— Start SOURCE DATA —

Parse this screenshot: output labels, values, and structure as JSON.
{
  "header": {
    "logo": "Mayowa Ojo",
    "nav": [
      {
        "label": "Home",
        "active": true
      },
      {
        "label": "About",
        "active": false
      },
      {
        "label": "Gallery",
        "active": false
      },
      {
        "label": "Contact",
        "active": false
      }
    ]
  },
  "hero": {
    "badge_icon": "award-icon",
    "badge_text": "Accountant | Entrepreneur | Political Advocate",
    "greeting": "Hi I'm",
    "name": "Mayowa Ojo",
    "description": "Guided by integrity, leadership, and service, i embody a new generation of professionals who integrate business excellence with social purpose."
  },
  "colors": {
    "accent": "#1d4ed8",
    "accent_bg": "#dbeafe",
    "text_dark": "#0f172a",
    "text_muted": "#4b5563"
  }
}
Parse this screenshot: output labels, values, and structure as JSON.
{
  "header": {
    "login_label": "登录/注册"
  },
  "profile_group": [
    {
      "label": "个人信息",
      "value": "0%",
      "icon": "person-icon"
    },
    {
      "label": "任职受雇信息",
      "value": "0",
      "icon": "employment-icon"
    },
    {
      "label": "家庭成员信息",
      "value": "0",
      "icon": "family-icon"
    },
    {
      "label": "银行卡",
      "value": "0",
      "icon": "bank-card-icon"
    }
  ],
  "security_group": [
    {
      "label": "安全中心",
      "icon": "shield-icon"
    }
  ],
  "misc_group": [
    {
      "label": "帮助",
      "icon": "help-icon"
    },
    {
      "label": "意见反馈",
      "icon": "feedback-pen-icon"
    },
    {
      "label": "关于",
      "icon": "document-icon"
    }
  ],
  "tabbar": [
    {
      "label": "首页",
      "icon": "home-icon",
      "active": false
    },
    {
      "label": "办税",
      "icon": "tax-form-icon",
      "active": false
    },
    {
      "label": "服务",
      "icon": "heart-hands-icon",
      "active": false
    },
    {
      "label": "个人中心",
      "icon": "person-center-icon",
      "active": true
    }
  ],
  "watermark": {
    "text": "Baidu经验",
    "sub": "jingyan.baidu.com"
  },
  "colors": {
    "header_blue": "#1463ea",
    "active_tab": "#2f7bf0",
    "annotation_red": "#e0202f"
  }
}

— End SOURCE DATA —

**WHAT TO WORK ON:** Copy every single line of the material above that holds "person".

**THE ANSWER:**
      "icon": "person-icon"
      "icon": "person-center-icon",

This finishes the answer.